Find every line in the records below that holds the word "text", and copy it out.

_ _ _ _ _ _ _

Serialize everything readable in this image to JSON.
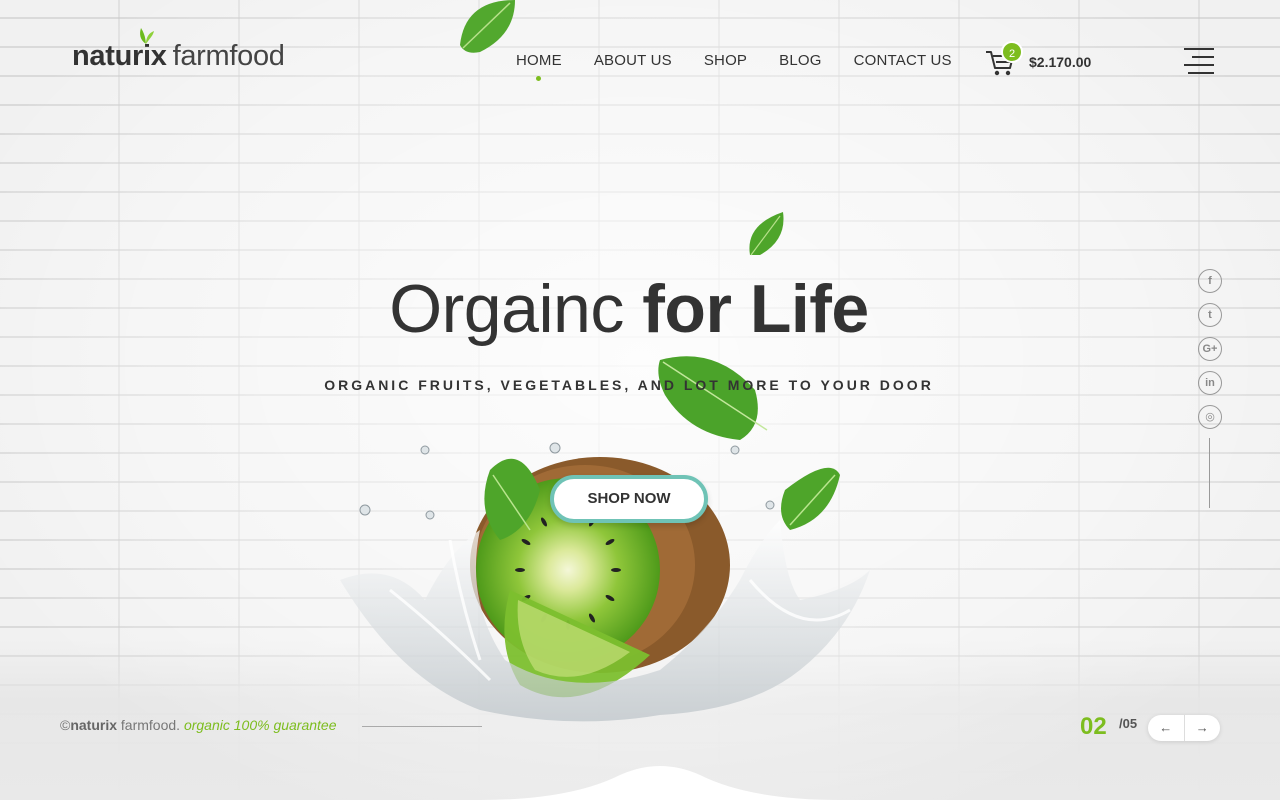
{
  "header": {
    "logo": {
      "bold": "naturix",
      "light": "farmfood"
    },
    "nav": [
      {
        "label": "HOME",
        "active": true
      },
      {
        "label": "ABOUT US"
      },
      {
        "label": "SHOP"
      },
      {
        "label": "BLOG"
      },
      {
        "label": "CONTACT US"
      }
    ],
    "cart": {
      "icon": "cart-icon",
      "count": "2",
      "total": "$2.170.00"
    },
    "menu_icon": "hamburger-icon"
  },
  "hero": {
    "title_light": "Orgainc",
    "title_bold": "for Life",
    "subtitle": "ORGANIC FRUITS, VEGETABLES, AND LOT MORE TO YOUR DOOR",
    "cta_label": "SHOP NOW"
  },
  "social": [
    {
      "icon": "facebook-icon",
      "glyph": "f"
    },
    {
      "icon": "twitter-icon",
      "glyph": "t"
    },
    {
      "icon": "google-plus-icon",
      "glyph": "G+"
    },
    {
      "icon": "linkedin-icon",
      "glyph": "in"
    },
    {
      "icon": "instagram-icon",
      "glyph": "◎"
    }
  ],
  "footer": {
    "copyright_prefix": "©",
    "brand_bold": "naturix",
    "brand_light": " farmfood.",
    "tagline": "organic 100% guarantee"
  },
  "slider": {
    "current": "02",
    "total": "/05",
    "prev": "←",
    "next": "→"
  },
  "colors": {
    "accent": "#7dbd1f",
    "button_border": "#6fc3b6",
    "text": "#333333"
  }
}
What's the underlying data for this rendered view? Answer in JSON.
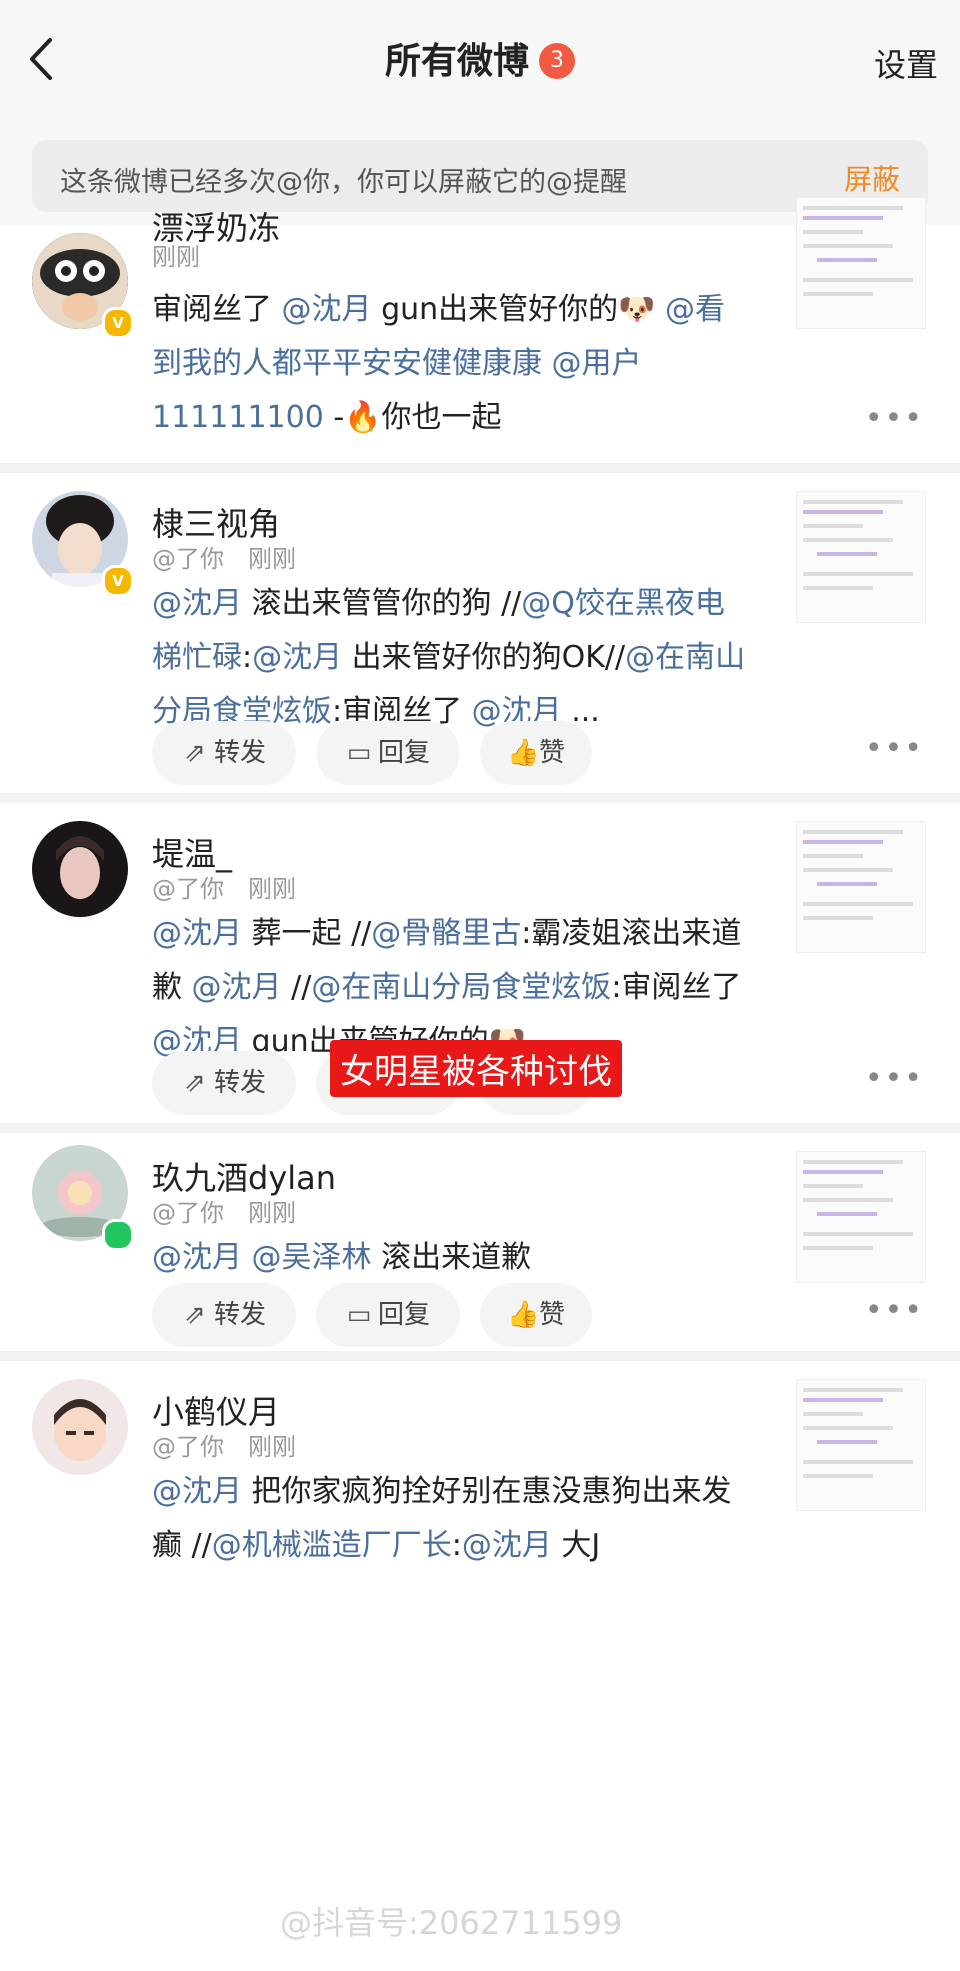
{
  "header": {
    "title": "所有微博",
    "badge": "3",
    "settings": "设置"
  },
  "notice": {
    "text": "这条微博已经多次@你，你可以屏蔽它的@提醒",
    "action": "屏蔽"
  },
  "actions": {
    "repost": "转发",
    "reply": "回复",
    "like": "赞"
  },
  "posts": [
    {
      "name": "漂浮奶冻",
      "meta1": "刚刚",
      "body": [
        {
          "t": "审阅丝了 "
        },
        {
          "t": "@沈月",
          "at": true
        },
        {
          "t": " gun出来管好你的🐶 "
        },
        {
          "t": "@",
          "at": true
        },
        {
          "t": "看到我的人都平平安安健健康康 ",
          "at": true
        },
        {
          "t": "@用户1",
          "at": true
        },
        {
          "t": "11111100",
          "at": true
        },
        {
          "t": " -🔥你也一起"
        }
      ]
    },
    {
      "name": "棣三视角",
      "meta1": "@了你",
      "meta2": "刚刚",
      "body": [
        {
          "t": "@沈月",
          "at": true
        },
        {
          "t": " 滚出来管管你的狗 //"
        },
        {
          "t": "@Q饺在黑夜电梯忙碌",
          "at": true
        },
        {
          "t": ":"
        },
        {
          "t": "@沈月",
          "at": true
        },
        {
          "t": " 出来管好你的狗OK//"
        },
        {
          "t": "@在南山分局食堂炫饭",
          "at": true
        },
        {
          "t": ":审阅丝了 "
        },
        {
          "t": "@沈月",
          "at": true
        },
        {
          "t": " ..."
        }
      ]
    },
    {
      "name": "堤温_",
      "meta1": "@了你",
      "meta2": "刚刚",
      "body": [
        {
          "t": "@沈月",
          "at": true
        },
        {
          "t": " 葬一起 //"
        },
        {
          "t": "@骨骼里古",
          "at": true
        },
        {
          "t": ":霸凌姐滚出来道歉 "
        },
        {
          "t": "@沈月",
          "at": true
        },
        {
          "t": " //"
        },
        {
          "t": "@在南山分局食堂炫饭",
          "at": true
        },
        {
          "t": ":审阅丝了 "
        },
        {
          "t": "@沈月",
          "at": true
        },
        {
          "t": " gun出来管好你的🐶 ..."
        }
      ]
    },
    {
      "name": "玖九酒dylan",
      "meta1": "@了你",
      "meta2": "刚刚",
      "body": [
        {
          "t": "@沈月",
          "at": true
        },
        {
          "t": " "
        },
        {
          "t": "@吴泽林",
          "at": true
        },
        {
          "t": " 滚出来道歉"
        }
      ]
    },
    {
      "name": "小鹤仪月",
      "meta1": "@了你",
      "meta2": "刚刚",
      "body": [
        {
          "t": "@沈月",
          "at": true
        },
        {
          "t": " 把你家疯狗拴好别在惠没惠狗出来发癫 //"
        },
        {
          "t": "@机械滥造厂厂长",
          "at": true
        },
        {
          "t": ":"
        },
        {
          "t": "@沈月",
          "at": true
        },
        {
          "t": " 大J"
        }
      ]
    }
  ],
  "overlay_label": "女明星被各种讨伐",
  "watermark": "@抖音号:2062711599"
}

_ _ _ _ _ _ _

▶ _Solution for this exercise_:
    "text": "#333333"
    "text": "这条微博已经多次@你，你可以屏蔽它的@提醒",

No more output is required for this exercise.